Objective:
Tally up how many lines in the listing below contain the string "mundo", and give only the total.

— Start of Provided material —

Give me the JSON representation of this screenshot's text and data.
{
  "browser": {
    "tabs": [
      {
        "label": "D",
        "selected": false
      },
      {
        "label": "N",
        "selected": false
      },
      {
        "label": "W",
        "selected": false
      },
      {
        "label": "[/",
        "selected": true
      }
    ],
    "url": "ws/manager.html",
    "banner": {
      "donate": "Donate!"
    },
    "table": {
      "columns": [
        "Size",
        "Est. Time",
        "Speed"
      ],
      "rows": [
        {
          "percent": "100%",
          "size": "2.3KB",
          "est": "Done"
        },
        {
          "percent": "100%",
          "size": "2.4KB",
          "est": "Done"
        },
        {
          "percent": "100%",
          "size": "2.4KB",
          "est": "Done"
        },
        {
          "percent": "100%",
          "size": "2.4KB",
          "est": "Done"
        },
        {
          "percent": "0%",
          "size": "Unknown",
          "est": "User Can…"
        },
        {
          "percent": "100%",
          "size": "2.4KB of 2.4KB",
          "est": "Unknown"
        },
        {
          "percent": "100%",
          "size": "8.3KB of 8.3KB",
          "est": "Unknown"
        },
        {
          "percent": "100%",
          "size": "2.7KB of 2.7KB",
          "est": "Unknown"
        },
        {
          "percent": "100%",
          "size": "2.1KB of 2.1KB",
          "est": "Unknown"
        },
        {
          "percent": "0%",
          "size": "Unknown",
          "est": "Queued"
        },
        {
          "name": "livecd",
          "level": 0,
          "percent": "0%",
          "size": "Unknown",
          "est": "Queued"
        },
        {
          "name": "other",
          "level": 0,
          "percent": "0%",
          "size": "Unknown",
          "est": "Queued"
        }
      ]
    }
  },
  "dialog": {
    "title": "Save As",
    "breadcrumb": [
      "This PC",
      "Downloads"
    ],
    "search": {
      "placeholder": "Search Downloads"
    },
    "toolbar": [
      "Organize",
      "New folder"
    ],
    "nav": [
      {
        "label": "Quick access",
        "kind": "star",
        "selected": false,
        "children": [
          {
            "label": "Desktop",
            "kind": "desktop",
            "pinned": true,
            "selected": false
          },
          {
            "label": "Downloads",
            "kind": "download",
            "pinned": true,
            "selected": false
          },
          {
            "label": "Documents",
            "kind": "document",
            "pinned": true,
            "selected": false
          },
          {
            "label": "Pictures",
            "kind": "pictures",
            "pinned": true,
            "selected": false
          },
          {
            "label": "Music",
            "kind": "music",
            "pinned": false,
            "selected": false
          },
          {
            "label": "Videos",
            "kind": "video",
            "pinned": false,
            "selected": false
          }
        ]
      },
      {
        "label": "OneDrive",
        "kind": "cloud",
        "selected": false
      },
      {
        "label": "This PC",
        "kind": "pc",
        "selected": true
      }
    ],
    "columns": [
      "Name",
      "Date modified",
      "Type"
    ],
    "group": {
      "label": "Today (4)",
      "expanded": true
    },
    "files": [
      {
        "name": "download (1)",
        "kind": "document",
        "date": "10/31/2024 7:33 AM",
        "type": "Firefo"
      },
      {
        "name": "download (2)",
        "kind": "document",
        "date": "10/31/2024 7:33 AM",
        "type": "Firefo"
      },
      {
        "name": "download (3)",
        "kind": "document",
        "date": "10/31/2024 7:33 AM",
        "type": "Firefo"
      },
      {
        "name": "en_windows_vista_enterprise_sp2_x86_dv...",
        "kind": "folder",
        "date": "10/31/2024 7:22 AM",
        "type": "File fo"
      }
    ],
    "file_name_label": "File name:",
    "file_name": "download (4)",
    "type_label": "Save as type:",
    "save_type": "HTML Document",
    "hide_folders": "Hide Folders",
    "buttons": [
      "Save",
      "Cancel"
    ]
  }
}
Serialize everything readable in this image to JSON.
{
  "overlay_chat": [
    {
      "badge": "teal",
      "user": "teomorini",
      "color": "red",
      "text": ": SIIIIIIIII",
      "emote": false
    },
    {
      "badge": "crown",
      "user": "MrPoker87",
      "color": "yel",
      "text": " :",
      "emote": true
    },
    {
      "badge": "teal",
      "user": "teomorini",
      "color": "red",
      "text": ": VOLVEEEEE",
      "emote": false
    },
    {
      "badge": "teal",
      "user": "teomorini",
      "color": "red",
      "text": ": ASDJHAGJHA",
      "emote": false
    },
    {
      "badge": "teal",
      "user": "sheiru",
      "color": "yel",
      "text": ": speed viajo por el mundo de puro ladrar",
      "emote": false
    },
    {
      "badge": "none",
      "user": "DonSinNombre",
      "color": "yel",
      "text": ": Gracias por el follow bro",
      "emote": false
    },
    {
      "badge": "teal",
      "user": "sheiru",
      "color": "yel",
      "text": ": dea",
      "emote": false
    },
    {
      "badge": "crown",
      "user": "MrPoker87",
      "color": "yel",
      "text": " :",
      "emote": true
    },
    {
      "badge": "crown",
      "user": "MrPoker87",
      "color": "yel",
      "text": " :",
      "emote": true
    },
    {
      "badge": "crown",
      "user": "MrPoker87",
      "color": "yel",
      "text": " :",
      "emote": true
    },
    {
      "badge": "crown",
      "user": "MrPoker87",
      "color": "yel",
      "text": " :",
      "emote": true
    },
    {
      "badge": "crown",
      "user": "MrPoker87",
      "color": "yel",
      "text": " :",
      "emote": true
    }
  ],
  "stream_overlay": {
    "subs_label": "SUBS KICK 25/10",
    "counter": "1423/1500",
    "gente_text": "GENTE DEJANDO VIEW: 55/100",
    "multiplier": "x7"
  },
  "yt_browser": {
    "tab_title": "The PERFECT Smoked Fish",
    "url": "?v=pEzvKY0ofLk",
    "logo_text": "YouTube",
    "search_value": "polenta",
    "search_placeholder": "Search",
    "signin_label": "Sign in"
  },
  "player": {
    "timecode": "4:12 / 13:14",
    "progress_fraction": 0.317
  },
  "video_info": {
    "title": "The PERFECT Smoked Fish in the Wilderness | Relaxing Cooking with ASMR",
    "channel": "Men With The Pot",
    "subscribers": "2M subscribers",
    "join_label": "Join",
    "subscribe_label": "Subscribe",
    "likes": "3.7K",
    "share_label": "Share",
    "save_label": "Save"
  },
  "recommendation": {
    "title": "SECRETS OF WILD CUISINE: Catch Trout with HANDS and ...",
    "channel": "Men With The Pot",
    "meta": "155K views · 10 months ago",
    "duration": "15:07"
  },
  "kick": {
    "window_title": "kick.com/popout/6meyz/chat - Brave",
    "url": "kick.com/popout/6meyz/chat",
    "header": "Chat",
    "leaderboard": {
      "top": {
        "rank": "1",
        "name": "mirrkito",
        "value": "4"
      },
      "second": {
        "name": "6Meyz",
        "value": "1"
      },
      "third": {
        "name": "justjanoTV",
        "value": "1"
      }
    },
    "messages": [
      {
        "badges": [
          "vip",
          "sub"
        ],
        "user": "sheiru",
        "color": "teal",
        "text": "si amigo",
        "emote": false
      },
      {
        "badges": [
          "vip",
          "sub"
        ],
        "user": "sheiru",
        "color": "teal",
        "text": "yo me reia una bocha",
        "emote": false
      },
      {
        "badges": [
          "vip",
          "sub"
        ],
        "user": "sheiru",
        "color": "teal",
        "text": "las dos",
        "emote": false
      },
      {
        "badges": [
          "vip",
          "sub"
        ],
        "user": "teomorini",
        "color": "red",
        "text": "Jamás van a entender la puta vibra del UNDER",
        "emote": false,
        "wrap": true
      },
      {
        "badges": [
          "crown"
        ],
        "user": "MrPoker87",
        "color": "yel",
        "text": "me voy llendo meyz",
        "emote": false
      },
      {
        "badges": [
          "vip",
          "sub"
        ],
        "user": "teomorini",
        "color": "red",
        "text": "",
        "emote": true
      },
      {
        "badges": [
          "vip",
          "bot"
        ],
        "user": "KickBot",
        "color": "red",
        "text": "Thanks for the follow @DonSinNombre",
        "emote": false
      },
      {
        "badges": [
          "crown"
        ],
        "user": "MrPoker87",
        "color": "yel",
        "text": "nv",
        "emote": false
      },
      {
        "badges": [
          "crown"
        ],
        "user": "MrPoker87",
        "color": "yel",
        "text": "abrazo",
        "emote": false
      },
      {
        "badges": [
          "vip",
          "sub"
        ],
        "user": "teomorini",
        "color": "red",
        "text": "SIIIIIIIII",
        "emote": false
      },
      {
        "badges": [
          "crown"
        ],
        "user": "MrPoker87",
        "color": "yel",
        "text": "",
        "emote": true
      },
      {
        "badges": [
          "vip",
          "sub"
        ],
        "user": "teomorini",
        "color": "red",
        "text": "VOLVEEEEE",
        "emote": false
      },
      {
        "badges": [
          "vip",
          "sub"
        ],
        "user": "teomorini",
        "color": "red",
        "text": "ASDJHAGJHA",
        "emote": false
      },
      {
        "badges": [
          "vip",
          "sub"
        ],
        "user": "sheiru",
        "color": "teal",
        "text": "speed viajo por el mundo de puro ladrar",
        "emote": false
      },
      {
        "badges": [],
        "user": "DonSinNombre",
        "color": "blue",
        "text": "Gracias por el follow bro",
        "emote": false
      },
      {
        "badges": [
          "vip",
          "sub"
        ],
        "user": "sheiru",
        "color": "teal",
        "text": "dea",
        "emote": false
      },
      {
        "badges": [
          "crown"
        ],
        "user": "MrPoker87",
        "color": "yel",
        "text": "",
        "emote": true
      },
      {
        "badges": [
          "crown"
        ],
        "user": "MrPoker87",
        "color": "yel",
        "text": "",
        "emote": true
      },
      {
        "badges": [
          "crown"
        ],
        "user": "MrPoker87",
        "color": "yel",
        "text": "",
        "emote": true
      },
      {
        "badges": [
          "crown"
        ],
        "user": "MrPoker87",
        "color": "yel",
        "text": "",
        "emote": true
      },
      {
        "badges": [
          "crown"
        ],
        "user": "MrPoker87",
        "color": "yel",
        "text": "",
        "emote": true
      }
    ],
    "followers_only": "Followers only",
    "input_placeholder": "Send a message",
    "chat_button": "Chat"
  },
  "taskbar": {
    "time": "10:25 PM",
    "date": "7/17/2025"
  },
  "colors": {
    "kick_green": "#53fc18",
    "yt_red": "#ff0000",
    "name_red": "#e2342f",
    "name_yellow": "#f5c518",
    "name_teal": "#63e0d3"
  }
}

— End of Provided material —

Full solution:
2